■ Exercise task
Check every line below for the word "image" and copy each one that has it.

■ Supplied entries
---------------

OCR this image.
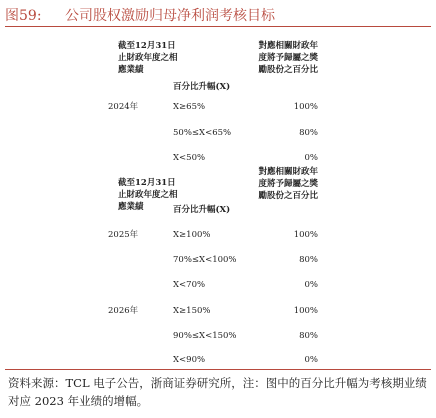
图59: 公司股权激励归母净利润考核目标
截至12月31日止財政年度之相應業績
百分比升幅(X)
對應相關財政年度將予歸屬之獎勵股份之百分比
2024年	X≥65%	100%
50%≤X<65%	80%
X<50%	0%
截至12月31日止財政年度之相應業績	百分比升幅(X)
對應相關財政年度將予歸屬之獎勵股份之百分比
2025年	X≥100%	100%
70%≤X<100%	80%
X<70%	0%
2026年	X≥150%	100%
90%≤X<150%	80%
X<90%	0%
资料来源：TCL 电子公告，浙商证券研究所，注：图中的百分比升幅为考核期业绩对应 2023 年业绩的增幅。
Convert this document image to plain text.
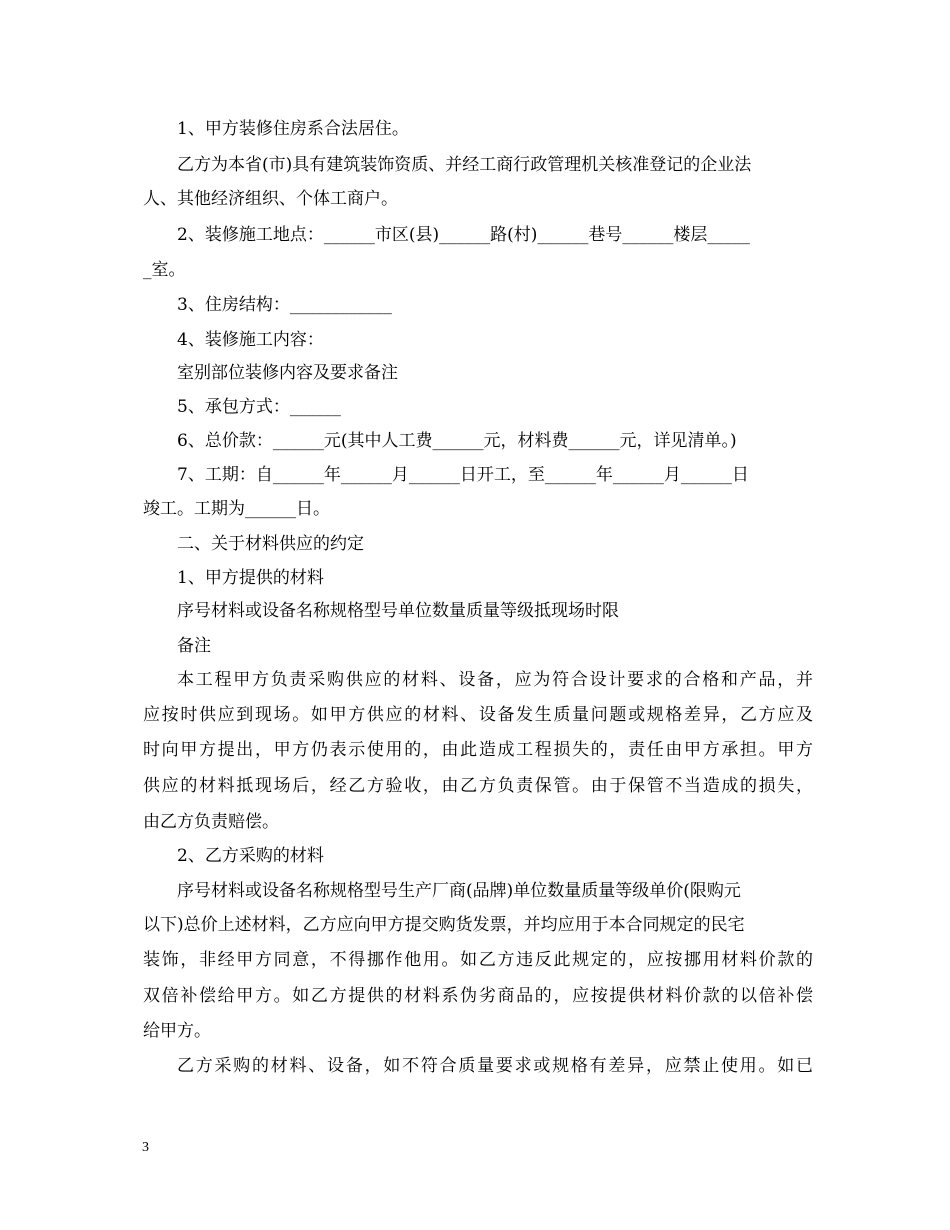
1、甲方装修住房系合法居住。
乙方为本省(市)具有建筑装饰资质、并经工商行政管理机关核准登记的企业法
人、其他经济组织、个体工商户。
2、装修施工地点：______市区(县)______路(村)______巷号______楼层_____
_室。
3、住房结构：____________
4、装修施工内容：
室别部位装修内容及要求备注
5、承包方式：______
6、总价款：______元(其中人工费______元，材料费______元，详见清单。)
7、工期：自______年______月______日开工，至______年______月______日
竣工。工期为______日。
二、关于材料供应的约定
1、甲方提供的材料
序号材料或设备名称规格型号单位数量质量等级抵现场时限
备注
本工程甲方负责采购供应的材料、设备，应为符合设计要求的合格和产品，并
应按时供应到现场。如甲方供应的材料、设备发生质量问题或规格差异，乙方应及
时向甲方提出，甲方仍表示使用的，由此造成工程损失的，责任由甲方承担。甲方
供应的材料抵现场后，经乙方验收，由乙方负责保管。由于保管不当造成的损失，
由乙方负责赔偿。
2、乙方采购的材料
序号材料或设备名称规格型号生产厂商(品牌)单位数量质量等级单价(限购元
以下)总价上述材料，乙方应向甲方提交购货发票，并均应用于本合同规定的民宅
装饰，非经甲方同意，不得挪作他用。如乙方违反此规定的，应按挪用材料价款的
双倍补偿给甲方。如乙方提供的材料系伪劣商品的，应按提供材料价款的以倍补偿
给甲方。
乙方采购的材料、设备，如不符合质量要求或规格有差异，应禁止使用。如已
3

---------------

■ Result of this task
OCR this image.
Convert this document image to plain text.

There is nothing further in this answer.